┌──

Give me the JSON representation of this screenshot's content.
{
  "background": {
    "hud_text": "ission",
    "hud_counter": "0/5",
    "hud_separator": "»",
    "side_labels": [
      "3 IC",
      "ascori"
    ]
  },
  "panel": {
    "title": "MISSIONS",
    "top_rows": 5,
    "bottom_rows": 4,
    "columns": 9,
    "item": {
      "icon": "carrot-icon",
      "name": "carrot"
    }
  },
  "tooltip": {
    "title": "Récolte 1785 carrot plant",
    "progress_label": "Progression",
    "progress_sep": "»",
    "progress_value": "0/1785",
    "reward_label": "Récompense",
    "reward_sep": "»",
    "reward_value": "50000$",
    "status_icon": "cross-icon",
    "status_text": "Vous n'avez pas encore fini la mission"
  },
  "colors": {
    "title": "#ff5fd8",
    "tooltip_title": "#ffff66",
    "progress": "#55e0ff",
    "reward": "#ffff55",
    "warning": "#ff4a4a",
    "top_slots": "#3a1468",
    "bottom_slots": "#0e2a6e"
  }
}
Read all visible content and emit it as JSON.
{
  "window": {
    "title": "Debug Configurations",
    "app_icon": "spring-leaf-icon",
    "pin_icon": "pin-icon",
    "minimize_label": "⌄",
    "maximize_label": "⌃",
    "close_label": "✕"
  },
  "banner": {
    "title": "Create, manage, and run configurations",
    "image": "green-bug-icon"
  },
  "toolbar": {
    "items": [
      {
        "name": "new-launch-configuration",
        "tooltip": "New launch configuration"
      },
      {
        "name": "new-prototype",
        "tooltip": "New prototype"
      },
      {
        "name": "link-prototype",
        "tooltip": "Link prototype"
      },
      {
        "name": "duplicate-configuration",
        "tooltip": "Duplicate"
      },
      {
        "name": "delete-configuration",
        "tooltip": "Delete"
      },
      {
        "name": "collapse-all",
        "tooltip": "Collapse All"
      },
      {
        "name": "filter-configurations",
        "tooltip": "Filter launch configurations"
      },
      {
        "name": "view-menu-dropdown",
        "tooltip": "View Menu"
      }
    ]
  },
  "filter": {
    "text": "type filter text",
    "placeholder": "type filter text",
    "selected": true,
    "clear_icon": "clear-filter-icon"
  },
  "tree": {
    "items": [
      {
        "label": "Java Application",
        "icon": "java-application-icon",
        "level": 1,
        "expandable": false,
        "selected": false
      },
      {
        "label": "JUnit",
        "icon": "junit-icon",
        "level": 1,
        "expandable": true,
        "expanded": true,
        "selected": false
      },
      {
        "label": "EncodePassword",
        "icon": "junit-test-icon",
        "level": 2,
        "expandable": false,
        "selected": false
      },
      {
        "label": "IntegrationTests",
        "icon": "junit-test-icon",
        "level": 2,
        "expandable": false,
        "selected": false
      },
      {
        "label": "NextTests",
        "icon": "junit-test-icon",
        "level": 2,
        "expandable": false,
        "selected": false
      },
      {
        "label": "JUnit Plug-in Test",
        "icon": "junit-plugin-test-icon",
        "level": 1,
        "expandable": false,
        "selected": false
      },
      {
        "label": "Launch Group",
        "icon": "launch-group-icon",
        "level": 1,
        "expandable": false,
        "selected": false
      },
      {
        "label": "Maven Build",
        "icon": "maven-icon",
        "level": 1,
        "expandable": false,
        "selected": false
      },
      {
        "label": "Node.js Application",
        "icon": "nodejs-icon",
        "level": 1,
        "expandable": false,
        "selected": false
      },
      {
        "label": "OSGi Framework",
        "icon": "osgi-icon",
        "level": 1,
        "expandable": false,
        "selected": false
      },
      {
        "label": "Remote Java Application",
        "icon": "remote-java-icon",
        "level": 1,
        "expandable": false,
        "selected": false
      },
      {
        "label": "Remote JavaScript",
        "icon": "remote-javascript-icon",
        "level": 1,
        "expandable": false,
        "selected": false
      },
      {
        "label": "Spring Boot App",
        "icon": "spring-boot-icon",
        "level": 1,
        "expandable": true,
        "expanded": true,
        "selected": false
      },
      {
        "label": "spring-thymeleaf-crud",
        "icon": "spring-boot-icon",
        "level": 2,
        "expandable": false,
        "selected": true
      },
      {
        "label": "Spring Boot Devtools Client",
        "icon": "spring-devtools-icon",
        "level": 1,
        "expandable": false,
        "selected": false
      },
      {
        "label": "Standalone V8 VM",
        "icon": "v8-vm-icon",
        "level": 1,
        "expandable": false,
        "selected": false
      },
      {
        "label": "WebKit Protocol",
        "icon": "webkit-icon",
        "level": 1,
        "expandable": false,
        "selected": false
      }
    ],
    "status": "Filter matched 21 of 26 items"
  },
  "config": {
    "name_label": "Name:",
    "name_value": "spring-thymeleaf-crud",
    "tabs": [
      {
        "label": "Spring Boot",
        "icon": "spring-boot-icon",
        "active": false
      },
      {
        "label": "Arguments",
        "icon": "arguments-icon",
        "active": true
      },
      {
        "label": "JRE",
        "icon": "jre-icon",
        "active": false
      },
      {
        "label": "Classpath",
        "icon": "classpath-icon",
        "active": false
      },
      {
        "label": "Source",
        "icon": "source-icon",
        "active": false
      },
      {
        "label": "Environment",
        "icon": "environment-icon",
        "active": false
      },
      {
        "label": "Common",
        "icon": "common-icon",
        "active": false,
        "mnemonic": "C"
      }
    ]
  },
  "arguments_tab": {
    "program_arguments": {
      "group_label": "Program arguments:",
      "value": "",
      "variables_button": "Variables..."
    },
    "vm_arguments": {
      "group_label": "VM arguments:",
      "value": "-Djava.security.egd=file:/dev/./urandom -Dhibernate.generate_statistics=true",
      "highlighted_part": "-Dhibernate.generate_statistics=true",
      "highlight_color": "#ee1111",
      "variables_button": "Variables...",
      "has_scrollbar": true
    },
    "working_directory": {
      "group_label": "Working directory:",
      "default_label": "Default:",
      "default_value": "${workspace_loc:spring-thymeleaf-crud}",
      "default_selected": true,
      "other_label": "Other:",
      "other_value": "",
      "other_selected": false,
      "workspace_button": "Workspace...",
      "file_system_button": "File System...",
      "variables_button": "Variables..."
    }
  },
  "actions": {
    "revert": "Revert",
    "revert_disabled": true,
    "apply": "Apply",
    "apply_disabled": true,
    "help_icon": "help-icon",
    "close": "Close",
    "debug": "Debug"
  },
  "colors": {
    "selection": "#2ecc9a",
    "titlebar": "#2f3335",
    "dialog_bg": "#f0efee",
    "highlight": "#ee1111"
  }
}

└──

§ Exercise:
From the records above, pick out and copy each line holding the word "content".

§ Completed task:
Give me the JSON representation of this screenshot's content.
Read all visible content and emit it as JSON.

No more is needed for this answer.